━━ Data supplied
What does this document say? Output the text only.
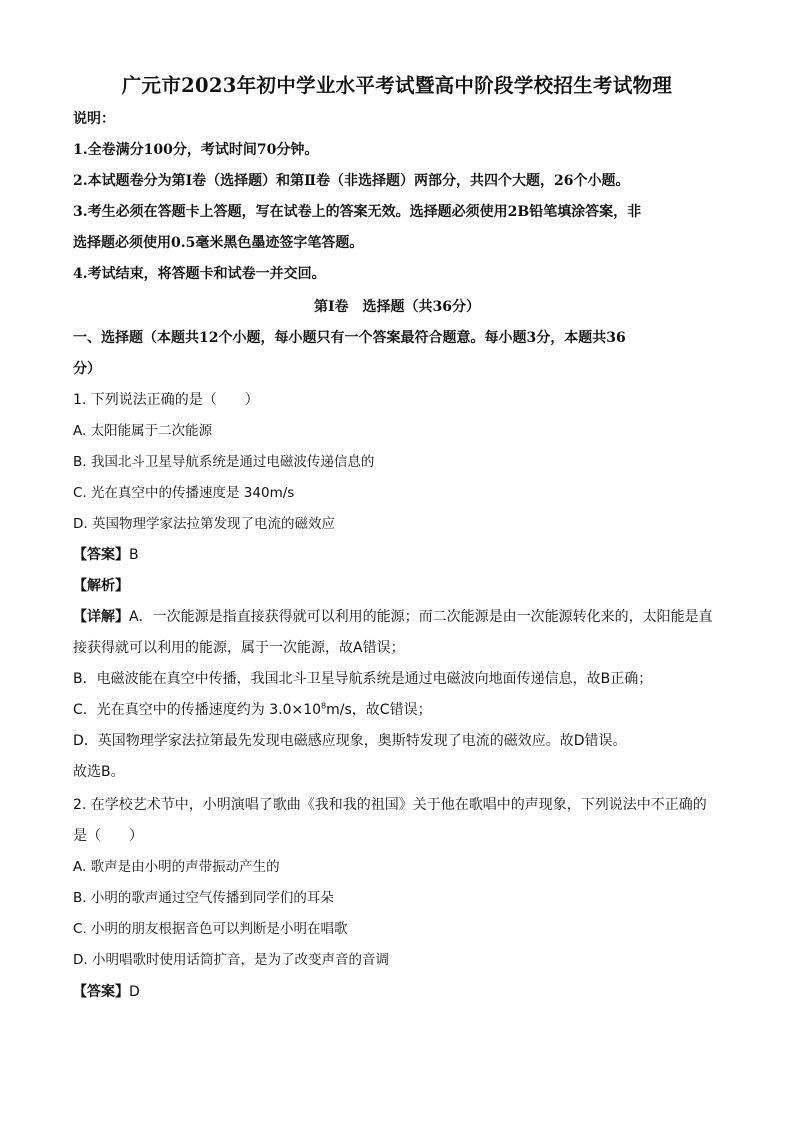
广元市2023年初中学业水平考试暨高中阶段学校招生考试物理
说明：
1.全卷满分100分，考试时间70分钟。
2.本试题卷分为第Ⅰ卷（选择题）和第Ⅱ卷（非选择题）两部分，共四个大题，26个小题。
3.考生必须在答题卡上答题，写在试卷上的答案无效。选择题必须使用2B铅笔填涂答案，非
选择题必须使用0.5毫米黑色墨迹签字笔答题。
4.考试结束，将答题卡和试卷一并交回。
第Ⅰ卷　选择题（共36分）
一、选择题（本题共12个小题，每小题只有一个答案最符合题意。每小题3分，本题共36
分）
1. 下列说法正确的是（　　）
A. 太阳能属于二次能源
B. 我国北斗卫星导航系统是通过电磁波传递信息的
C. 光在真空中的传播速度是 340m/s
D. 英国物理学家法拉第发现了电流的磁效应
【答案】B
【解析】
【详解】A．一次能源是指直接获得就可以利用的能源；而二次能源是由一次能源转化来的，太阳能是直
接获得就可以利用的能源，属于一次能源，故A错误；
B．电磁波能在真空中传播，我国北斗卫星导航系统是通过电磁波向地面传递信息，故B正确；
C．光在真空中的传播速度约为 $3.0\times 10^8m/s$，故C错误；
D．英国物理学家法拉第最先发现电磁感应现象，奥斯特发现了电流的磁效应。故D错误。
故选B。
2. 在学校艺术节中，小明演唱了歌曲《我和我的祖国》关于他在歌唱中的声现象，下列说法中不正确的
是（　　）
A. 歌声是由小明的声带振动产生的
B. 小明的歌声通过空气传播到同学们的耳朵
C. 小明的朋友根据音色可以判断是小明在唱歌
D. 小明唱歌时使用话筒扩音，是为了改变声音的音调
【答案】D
━━━━
━━ Data supplied
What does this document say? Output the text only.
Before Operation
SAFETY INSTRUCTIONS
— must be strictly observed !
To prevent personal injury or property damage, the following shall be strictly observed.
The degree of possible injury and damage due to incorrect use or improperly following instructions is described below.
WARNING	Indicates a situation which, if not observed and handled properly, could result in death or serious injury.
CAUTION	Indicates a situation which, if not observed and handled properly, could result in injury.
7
━━━━
_The task_: Among the entries above, how many lines include the word "damage"? Give the number with no comment.

_Reply to the exercise_: 2